*Task objective:* In your copy, leave out the pictures and repeat the entries below exactly.

*Task inputs:*
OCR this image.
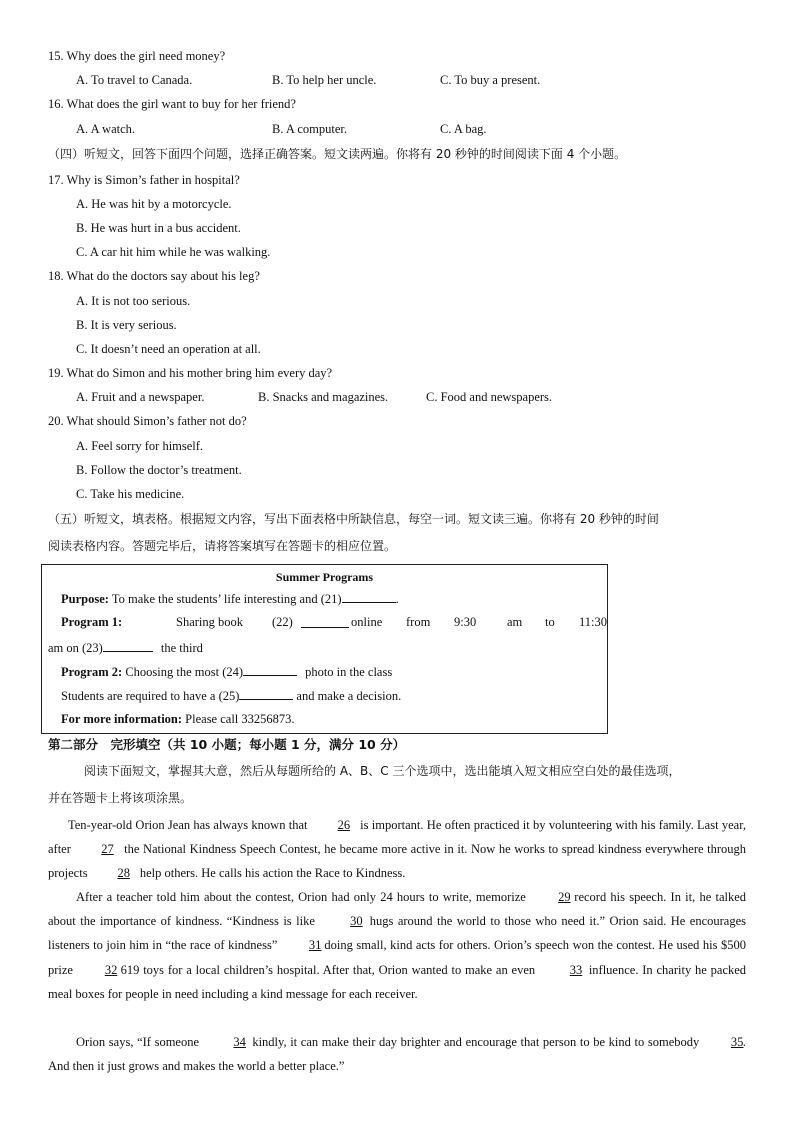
15. Why does the girl need money?
A. To travel to Canada.	B. To help her uncle.	C. To buy a present.
16. What does the girl want to buy for her friend?
A. A watch.	B. A computer.	C. A bag.
（四）听短文，回答下面四个问题，选择正确答案。短文读两遍。你将有 20 秒钟的时间阅读下面 4 个小题。
17. Why is Simon’s father in hospital?
A. He was hit by a motorcycle.
B. He was hurt in a bus accident.
C. A car hit him while he was walking.
18. What do the doctors say about his leg?
A. It is not too serious.
B. It is very serious.
C. It doesn’t need an operation at all.
19. What do Simon and his mother bring him every day?
A. Fruit and a newspaper.	B. Snacks and magazines.	C. Food and newspapers.
20. What should Simon’s father not do?
A. Feel sorry for himself.
B. Follow the doctor’s treatment.
C. Take his medicine.
（五）听短文，填表格。根据短文内容，写出下面表格中所缺信息，每空一词。短文读三遍。你将有 20 秒钟的时间
阅读表格内容。答题完毕后，请将答案填写在答题卡的相应位置。
Summer Programs
Purpose: To make the students’ life interesting and (21)	.
Program 1:	Sharing book (22)	online from 9:30 am to 11:30
am on (23)	the third
Program 2: Choosing the most (24)	photo in the class
Students are required to have a (25)	and make a decision.
For more information: Please call 33256873.
第二部分　完形填空（共 10 小题；每小题 1 分，满分 10 分）
阅读下面短文，掌握其大意，然后从每题所给的 A、B、C 三个选项中，选出能填入短文相应空白处的最佳选项，
并在答题卡上将该项涂黑。
Ten-year-old Orion Jean has always known that 26 is important. He often practiced it by volunteering with his family. Last year, after 27 the National Kindness Speech Contest, he became more active in it. Now he works to spread kindness everywhere through projects 28 help others. He calls his action the Race to Kindness.
After a teacher told him about the contest, Orion had only 24 hours to write, memorize	29 record his speech. In it, he talked about the importance of kindness. “Kindness is like	30 hugs around the world to those who need it.” Orion said. He encourages listeners to join him in “the race of kindness”	31 doing small, kind acts for others. Orion’s speech won the contest. He used his $500 prize	32 619 toys for a local children’s hospital. After that, Orion wanted to make an even	33 influence. In charity he packed meal boxes for people in need including a kind message for each receiver.
Orion says, “If someone	34 kindly, it can make their day brighter and encourage that person to be kind to somebody	35. And then it just grows and makes the world a better place.”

*Task result:*
OCR this image.
15. Why does the girl need money?
A. To travel to Canada.	B. To help her uncle.	C. To buy a present.
16. What does the girl want to buy for her friend?
A. A watch.	B. A computer.	C. A bag.
（四）听短文，回答下面四个问题，选择正确答案。短文读两遍。你将有 20 秒钟的时间阅读下面 4 个小题。
17. Why is Simon’s father in hospital?
A. He was hit by a motorcycle.
B. He was hurt in a bus accident.
C. A car hit him while he was walking.
18. What do the doctors say about his leg?
A. It is not too serious.
B. It is very serious.
C. It doesn’t need an operation at all.
19. What do Simon and his mother bring him every day?
A. Fruit and a newspaper.	B. Snacks and magazines.	C. Food and newspapers.
20. What should Simon’s father not do?
A. Feel sorry for himself.
B. Follow the doctor’s treatment.
C. Take his medicine.
（五）听短文，填表格。根据短文内容，写出下面表格中所缺信息，每空一词。短文读三遍。你将有 20 秒钟的时间
阅读表格内容。答题完毕后，请将答案填写在答题卡的相应位置。
Summer Programs
Purpose: To make the students’ life interesting and (21)	.
Program 1:	Sharing book (22)	online from 9:30 am to 11:30
am on (23)	the third
Program 2: Choosing the most (24)	photo in the class
Students are required to have a (25)	and make a decision.
For more information: Please call 33256873.
第二部分　完形填空（共 10 小题；每小题 1 分，满分 10 分）
阅读下面短文，掌握其大意，然后从每题所给的 A、B、C 三个选项中，选出能填入短文相应空白处的最佳选项，
并在答题卡上将该项涂黑。
Ten-year-old Orion Jean has always known that 26 is important. He often practiced it by volunteering with his family. Last year, after 27 the National Kindness Speech Contest, he became more active in it. Now he works to spread kindness everywhere through projects 28 help others. He calls his action the Race to Kindness.
After a teacher told him about the contest, Orion had only 24 hours to write, memorize	29 record his speech. In it, he talked about the importance of kindness. “Kindness is like	30 hugs around the world to those who need it.” Orion said. He encourages listeners to join him in “the race of kindness”	31 doing small, kind acts for others. Orion’s speech won the contest. He used his $500 prize	32 619 toys for a local children’s hospital. After that, Orion wanted to make an even	33 influence. In charity he packed meal boxes for people in need including a kind message for each receiver.
Orion says, “If someone	34 kindly, it can make their day brighter and encourage that person to be kind to somebody	35. And then it just grows and makes the world a better place.”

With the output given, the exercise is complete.